**Work to do**
Pull out every line below holding the word "chicago".

--- start Input rows ---

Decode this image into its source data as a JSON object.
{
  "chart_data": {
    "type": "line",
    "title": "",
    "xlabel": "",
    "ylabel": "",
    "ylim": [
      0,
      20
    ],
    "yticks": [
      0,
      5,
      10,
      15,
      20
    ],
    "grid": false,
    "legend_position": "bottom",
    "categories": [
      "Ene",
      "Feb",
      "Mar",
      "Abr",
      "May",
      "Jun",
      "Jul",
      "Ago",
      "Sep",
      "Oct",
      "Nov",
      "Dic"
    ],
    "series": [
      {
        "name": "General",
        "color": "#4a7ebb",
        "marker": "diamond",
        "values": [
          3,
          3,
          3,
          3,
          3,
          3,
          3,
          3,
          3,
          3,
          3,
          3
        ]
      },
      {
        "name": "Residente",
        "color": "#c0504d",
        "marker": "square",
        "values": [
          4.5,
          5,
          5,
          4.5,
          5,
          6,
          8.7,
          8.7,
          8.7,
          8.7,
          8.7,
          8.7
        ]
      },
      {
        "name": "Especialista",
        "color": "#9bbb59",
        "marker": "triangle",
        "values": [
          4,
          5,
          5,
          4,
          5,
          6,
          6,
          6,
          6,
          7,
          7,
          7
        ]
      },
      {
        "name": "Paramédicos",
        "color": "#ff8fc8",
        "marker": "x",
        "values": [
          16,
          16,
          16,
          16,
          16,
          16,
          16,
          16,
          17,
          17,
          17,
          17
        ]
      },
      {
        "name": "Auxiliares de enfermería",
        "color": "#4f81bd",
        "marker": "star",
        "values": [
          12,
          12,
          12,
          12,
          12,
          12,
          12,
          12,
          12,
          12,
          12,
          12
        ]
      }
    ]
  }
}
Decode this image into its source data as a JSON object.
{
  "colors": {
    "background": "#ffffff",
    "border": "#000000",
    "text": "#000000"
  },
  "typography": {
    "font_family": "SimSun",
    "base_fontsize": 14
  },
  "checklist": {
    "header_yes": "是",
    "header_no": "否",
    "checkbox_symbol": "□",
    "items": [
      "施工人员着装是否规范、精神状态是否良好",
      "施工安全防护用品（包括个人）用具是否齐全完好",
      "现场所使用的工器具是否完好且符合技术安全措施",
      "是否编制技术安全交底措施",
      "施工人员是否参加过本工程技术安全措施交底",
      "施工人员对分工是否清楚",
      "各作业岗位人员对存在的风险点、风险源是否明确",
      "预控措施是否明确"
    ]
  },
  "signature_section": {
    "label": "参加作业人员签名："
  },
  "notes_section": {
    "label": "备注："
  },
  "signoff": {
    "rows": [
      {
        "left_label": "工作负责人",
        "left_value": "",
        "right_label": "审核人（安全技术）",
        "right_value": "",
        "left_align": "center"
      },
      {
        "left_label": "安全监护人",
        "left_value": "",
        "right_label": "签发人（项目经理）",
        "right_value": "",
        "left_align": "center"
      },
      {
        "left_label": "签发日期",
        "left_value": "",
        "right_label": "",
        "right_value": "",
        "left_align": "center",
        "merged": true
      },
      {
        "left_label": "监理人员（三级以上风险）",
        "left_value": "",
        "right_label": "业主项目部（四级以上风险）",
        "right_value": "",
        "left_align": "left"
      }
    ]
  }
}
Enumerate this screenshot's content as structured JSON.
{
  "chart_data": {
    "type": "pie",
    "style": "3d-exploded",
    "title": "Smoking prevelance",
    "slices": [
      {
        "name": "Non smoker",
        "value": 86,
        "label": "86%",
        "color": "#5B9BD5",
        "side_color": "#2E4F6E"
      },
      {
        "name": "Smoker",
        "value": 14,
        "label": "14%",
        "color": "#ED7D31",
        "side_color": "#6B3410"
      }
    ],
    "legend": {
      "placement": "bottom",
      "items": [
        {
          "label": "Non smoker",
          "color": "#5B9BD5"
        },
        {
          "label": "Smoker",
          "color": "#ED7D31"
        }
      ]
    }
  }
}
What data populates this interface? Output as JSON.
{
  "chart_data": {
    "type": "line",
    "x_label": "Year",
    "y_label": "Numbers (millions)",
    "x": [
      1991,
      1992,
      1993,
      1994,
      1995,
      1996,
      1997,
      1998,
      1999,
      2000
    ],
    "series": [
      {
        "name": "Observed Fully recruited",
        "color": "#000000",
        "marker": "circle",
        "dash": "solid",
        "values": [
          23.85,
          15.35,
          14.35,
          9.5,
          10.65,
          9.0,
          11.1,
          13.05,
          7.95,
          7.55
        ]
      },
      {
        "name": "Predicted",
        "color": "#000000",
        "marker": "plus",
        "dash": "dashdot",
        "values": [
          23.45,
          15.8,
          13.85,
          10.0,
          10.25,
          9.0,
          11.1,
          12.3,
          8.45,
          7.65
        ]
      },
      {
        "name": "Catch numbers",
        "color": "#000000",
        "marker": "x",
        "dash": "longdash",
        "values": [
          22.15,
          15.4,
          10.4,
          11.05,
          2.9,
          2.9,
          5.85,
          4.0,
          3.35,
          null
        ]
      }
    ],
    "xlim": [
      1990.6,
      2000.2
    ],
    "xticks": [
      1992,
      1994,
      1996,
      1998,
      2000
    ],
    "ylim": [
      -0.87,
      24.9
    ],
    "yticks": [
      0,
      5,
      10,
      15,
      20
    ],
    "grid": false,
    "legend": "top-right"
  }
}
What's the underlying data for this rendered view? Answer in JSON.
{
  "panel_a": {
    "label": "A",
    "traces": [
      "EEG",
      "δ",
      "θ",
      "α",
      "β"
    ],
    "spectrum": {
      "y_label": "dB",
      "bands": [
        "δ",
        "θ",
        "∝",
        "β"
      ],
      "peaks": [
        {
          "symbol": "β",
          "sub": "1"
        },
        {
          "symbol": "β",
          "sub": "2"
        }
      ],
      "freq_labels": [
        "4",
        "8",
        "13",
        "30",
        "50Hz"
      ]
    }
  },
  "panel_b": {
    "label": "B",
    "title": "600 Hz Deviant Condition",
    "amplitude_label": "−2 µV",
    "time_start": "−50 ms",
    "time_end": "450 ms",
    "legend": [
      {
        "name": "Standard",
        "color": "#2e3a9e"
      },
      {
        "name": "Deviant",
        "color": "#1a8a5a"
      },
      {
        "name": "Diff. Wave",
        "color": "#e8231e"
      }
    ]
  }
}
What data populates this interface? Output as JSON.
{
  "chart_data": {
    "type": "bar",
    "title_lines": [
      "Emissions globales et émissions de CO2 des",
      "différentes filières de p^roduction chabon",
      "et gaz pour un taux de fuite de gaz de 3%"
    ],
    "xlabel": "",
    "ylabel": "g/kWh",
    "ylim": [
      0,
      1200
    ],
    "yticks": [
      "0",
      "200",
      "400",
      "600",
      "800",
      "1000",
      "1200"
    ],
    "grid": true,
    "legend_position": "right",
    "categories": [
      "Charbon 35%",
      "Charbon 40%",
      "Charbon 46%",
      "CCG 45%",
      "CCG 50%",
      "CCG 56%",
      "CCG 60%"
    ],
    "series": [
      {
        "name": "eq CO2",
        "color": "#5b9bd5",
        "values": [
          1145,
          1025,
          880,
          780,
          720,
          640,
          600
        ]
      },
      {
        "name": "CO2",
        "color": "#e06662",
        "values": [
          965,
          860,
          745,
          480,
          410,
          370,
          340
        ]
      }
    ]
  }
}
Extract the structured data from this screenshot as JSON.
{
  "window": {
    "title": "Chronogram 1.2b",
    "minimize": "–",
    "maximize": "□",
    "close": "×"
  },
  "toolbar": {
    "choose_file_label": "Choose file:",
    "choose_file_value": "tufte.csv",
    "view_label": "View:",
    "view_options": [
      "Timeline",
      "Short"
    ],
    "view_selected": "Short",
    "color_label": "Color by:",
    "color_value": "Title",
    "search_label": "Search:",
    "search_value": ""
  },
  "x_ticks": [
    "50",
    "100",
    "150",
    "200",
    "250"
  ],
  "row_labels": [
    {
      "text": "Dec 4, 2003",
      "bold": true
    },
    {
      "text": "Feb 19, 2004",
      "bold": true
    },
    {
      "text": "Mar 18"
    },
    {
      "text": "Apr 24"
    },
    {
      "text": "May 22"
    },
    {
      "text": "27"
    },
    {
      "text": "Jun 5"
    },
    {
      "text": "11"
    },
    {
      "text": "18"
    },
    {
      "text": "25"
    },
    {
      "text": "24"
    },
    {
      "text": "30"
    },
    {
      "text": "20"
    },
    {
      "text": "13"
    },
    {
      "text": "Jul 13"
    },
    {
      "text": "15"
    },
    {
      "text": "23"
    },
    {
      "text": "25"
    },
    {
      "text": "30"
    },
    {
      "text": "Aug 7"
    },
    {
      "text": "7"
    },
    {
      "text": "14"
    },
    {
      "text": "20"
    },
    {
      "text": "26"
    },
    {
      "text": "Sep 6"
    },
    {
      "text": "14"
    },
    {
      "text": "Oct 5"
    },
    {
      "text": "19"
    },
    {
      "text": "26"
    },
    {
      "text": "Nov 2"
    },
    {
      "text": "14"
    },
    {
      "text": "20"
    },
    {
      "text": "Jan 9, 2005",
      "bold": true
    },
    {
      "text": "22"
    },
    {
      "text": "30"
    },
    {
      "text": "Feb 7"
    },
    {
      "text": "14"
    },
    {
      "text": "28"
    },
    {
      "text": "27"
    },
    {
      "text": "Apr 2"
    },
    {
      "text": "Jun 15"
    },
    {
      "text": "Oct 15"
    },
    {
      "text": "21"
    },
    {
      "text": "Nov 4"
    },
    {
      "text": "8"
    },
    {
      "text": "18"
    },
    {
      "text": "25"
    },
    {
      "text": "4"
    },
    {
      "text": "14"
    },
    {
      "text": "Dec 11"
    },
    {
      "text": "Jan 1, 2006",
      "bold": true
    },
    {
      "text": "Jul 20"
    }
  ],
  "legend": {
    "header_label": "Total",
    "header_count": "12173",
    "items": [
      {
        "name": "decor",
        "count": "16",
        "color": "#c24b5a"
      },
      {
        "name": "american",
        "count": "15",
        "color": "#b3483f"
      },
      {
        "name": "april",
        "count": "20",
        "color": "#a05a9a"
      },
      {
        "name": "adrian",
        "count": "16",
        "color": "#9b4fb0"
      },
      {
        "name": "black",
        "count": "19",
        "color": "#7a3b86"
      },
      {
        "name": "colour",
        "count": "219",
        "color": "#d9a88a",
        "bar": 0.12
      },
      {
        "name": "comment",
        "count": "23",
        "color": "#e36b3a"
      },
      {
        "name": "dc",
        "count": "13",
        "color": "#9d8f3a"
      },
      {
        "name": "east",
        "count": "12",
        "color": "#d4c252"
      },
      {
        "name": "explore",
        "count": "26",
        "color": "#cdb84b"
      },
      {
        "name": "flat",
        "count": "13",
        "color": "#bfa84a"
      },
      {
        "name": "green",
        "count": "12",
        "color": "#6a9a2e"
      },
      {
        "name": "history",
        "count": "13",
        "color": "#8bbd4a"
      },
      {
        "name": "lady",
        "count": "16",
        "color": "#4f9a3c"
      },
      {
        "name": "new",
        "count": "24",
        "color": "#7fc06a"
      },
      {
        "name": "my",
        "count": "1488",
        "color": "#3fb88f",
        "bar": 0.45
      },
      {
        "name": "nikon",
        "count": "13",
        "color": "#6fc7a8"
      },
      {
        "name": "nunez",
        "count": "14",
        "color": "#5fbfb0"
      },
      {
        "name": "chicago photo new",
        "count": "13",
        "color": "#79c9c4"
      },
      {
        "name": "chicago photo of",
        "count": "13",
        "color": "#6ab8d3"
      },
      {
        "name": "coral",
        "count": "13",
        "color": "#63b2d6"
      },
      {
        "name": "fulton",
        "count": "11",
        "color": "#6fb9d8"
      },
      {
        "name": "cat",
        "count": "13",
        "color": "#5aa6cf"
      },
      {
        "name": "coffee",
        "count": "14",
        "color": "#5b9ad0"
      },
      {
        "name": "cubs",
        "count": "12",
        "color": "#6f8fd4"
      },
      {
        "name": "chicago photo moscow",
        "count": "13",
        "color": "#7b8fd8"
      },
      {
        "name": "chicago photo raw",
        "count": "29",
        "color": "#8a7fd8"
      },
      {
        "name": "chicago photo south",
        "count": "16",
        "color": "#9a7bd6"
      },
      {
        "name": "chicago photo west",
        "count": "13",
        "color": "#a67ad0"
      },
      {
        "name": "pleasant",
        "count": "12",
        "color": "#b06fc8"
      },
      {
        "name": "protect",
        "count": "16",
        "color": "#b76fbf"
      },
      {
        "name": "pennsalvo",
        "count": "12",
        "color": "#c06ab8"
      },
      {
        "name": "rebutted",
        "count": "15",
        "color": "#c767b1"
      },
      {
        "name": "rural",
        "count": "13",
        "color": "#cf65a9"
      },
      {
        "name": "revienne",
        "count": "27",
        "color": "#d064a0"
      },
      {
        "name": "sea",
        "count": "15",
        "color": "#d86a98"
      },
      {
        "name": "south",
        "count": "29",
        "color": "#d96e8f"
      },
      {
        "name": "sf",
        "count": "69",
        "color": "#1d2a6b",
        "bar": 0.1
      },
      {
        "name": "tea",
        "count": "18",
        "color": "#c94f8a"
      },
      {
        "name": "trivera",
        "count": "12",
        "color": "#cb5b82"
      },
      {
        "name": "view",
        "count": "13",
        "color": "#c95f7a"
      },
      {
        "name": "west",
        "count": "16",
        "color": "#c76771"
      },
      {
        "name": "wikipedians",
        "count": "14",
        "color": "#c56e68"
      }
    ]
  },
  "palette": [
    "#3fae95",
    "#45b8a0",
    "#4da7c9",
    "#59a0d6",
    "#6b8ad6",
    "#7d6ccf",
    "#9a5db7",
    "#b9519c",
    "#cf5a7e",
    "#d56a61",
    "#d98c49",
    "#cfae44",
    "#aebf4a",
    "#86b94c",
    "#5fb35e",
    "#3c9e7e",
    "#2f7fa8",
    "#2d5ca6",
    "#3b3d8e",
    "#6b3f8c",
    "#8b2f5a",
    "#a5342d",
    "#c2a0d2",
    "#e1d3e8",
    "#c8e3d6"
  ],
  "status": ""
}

--- end Input rows ---

**Answer to the task**
        "name": "chicago photo new",
        "name": "chicago photo of",
        "name": "chicago photo moscow",
        "name": "chicago photo raw",
        "name": "chicago photo south",
        "name": "chicago photo west",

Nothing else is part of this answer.